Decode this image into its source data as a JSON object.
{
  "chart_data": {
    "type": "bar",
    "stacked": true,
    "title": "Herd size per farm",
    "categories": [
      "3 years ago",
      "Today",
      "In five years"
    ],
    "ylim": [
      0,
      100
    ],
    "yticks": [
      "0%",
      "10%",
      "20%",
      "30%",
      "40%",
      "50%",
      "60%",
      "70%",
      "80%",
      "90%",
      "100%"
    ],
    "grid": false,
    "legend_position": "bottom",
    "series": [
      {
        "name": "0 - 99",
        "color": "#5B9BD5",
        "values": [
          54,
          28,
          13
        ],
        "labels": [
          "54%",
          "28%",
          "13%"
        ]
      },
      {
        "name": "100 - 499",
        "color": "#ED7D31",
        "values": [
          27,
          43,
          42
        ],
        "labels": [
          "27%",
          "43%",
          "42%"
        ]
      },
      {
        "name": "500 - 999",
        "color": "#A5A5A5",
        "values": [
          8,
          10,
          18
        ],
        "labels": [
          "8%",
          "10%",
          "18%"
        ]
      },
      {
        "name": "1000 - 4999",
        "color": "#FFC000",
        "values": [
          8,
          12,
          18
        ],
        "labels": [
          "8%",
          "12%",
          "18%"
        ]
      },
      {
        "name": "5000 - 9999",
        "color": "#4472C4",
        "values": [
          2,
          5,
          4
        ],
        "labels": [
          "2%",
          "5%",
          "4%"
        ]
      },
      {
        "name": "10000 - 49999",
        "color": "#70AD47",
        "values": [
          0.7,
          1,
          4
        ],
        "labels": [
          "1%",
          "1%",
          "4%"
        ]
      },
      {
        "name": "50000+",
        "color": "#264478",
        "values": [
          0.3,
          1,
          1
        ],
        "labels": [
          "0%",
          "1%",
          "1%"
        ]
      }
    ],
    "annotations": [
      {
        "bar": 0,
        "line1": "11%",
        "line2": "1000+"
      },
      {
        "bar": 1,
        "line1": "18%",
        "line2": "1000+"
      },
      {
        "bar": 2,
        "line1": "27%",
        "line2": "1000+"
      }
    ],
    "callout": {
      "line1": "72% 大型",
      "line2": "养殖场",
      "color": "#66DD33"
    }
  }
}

> Task description
Repeat the material from above exactly, word for word.

> Result for this task
Decode this image into its source data as a JSON object.
{
  "chart_data": {
    "type": "bar",
    "stacked": true,
    "title": "Herd size per farm",
    "categories": [
      "3 years ago",
      "Today",
      "In five years"
    ],
    "ylim": [
      0,
      100
    ],
    "yticks": [
      "0%",
      "10%",
      "20%",
      "30%",
      "40%",
      "50%",
      "60%",
      "70%",
      "80%",
      "90%",
      "100%"
    ],
    "grid": false,
    "legend_position": "bottom",
    "series": [
      {
        "name": "0 - 99",
        "color": "#5B9BD5",
        "values": [
          54,
          28,
          13
        ],
        "labels": [
          "54%",
          "28%",
          "13%"
        ]
      },
      {
        "name": "100 - 499",
        "color": "#ED7D31",
        "values": [
          27,
          43,
          42
        ],
        "labels": [
          "27%",
          "43%",
          "42%"
        ]
      },
      {
        "name": "500 - 999",
        "color": "#A5A5A5",
        "values": [
          8,
          10,
          18
        ],
        "labels": [
          "8%",
          "10%",
          "18%"
        ]
      },
      {
        "name": "1000 - 4999",
        "color": "#FFC000",
        "values": [
          8,
          12,
          18
        ],
        "labels": [
          "8%",
          "12%",
          "18%"
        ]
      },
      {
        "name": "5000 - 9999",
        "color": "#4472C4",
        "values": [
          2,
          5,
          4
        ],
        "labels": [
          "2%",
          "5%",
          "4%"
        ]
      },
      {
        "name": "10000 - 49999",
        "color": "#70AD47",
        "values": [
          0.7,
          1,
          4
        ],
        "labels": [
          "1%",
          "1%",
          "4%"
        ]
      },
      {
        "name": "50000+",
        "color": "#264478",
        "values": [
          0.3,
          1,
          1
        ],
        "labels": [
          "0%",
          "1%",
          "1%"
        ]
      }
    ],
    "annotations": [
      {
        "bar": 0,
        "line1": "11%",
        "line2": "1000+"
      },
      {
        "bar": 1,
        "line1": "18%",
        "line2": "1000+"
      },
      {
        "bar": 2,
        "line1": "27%",
        "line2": "1000+"
      }
    ],
    "callout": {
      "line1": "72% 大型",
      "line2": "养殖场",
      "color": "#66DD33"
    }
  }
}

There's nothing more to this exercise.